Task objective:
Pull every line containing "Zapoznałem" out of the material below.

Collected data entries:
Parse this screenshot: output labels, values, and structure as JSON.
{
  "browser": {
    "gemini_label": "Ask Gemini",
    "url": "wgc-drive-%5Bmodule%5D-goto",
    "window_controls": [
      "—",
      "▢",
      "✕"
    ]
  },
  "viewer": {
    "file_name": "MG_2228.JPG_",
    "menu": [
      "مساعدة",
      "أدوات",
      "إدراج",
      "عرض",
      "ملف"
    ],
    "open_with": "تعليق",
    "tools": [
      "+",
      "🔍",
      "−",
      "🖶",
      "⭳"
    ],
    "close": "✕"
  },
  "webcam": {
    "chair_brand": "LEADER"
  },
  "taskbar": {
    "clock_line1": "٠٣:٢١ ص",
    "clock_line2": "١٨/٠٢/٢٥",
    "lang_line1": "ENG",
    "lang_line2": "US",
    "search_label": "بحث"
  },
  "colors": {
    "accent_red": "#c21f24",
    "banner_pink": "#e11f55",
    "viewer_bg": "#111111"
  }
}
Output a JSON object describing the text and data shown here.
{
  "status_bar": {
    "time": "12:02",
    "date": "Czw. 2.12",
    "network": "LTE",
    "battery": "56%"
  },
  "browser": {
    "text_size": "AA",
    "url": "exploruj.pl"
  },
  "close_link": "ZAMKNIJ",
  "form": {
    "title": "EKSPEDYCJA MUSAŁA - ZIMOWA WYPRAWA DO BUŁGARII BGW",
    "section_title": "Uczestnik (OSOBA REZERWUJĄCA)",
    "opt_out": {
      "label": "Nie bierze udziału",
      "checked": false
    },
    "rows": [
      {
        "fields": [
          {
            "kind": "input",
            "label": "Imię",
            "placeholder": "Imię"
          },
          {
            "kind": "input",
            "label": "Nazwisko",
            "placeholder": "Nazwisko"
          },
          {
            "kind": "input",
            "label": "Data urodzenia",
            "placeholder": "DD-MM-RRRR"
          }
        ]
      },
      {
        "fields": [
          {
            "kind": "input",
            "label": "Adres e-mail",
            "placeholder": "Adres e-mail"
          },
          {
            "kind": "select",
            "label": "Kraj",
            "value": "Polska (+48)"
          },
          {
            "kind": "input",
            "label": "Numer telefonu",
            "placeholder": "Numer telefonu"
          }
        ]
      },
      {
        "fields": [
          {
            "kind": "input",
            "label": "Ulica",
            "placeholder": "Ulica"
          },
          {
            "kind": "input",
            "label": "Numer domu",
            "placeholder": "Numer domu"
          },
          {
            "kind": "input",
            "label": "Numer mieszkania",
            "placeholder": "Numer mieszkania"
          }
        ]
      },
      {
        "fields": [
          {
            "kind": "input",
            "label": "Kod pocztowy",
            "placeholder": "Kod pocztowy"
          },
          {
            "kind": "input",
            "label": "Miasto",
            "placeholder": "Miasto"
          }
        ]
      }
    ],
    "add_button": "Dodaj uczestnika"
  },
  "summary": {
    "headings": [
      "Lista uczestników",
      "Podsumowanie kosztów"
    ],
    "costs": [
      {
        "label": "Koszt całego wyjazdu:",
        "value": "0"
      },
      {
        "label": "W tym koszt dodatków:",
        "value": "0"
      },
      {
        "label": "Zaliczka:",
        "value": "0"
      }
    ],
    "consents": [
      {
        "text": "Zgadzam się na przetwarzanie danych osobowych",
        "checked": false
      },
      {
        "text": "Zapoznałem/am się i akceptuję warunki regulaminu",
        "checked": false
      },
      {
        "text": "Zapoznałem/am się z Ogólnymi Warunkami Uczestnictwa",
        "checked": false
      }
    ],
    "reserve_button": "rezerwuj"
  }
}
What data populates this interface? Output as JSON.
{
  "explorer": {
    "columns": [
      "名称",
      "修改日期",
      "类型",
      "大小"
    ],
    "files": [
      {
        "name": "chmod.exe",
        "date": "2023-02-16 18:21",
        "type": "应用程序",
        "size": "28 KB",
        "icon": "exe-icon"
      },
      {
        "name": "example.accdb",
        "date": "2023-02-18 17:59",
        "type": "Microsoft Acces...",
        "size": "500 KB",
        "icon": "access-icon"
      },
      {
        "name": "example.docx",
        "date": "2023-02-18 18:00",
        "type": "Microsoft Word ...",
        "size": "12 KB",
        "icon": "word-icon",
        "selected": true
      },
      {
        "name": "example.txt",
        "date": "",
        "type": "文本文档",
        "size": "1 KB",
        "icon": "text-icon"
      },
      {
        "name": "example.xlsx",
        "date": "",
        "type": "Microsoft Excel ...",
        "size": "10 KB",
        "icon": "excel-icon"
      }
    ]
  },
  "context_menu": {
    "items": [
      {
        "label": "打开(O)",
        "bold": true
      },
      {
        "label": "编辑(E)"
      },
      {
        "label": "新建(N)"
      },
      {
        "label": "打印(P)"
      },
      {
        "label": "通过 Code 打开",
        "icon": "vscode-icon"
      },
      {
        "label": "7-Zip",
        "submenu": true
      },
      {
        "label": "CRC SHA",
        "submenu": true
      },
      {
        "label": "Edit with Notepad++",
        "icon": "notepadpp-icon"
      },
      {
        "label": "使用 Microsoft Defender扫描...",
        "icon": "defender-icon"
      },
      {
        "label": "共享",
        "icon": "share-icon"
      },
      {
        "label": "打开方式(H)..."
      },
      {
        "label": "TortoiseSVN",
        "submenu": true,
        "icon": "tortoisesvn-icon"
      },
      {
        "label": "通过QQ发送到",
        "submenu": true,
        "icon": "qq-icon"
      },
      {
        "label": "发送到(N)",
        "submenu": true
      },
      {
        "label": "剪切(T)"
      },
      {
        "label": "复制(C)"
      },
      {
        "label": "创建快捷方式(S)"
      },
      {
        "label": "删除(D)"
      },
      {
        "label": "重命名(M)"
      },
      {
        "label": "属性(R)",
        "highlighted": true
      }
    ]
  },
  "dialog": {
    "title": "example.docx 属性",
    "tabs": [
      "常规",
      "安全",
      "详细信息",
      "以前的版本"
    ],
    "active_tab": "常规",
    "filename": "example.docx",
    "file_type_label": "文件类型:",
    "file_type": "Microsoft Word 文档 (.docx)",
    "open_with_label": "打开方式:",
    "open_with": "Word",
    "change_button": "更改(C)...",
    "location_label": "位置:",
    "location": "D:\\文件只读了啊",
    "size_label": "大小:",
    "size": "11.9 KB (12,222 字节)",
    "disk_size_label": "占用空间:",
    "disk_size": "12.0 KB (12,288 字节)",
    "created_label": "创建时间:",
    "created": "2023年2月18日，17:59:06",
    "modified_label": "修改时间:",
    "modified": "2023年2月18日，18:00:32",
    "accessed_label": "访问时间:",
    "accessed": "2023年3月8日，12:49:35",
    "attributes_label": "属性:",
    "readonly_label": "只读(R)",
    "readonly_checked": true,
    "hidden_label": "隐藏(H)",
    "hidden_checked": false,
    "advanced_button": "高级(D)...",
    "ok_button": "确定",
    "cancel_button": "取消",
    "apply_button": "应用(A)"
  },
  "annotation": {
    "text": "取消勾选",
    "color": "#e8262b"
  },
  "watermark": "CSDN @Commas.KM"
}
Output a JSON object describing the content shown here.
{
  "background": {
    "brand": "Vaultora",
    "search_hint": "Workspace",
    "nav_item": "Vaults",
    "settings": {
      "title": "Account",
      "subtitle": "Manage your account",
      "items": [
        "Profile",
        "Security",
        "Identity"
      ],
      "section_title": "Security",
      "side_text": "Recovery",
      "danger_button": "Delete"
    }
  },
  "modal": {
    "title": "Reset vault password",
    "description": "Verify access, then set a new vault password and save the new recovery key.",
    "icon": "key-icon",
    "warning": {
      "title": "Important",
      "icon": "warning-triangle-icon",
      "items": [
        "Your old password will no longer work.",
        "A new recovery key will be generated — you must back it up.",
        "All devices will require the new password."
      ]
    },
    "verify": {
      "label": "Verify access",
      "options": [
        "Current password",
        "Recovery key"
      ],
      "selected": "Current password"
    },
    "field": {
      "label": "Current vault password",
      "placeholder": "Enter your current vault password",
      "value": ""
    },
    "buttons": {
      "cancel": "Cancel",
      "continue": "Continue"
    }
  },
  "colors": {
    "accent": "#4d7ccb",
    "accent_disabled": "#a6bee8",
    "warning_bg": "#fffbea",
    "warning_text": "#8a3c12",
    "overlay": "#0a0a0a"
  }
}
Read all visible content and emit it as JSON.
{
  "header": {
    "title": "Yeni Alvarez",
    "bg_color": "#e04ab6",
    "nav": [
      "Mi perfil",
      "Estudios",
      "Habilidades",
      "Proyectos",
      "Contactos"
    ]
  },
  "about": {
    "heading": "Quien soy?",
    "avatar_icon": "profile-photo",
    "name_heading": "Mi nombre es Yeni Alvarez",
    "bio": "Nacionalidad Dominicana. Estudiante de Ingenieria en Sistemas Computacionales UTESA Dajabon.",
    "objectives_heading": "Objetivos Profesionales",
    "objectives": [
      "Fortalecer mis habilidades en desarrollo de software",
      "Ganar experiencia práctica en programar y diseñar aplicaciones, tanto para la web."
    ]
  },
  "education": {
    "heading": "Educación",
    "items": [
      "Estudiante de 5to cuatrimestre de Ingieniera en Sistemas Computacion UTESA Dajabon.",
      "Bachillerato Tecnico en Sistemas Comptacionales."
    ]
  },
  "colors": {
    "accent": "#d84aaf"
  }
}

Solution:
        "text": "Zapoznałem/am się i akceptuję warunki regulaminu",
        "text": "Zapoznałem/am się z Ogólnymi Warunkami Uczestnictwa",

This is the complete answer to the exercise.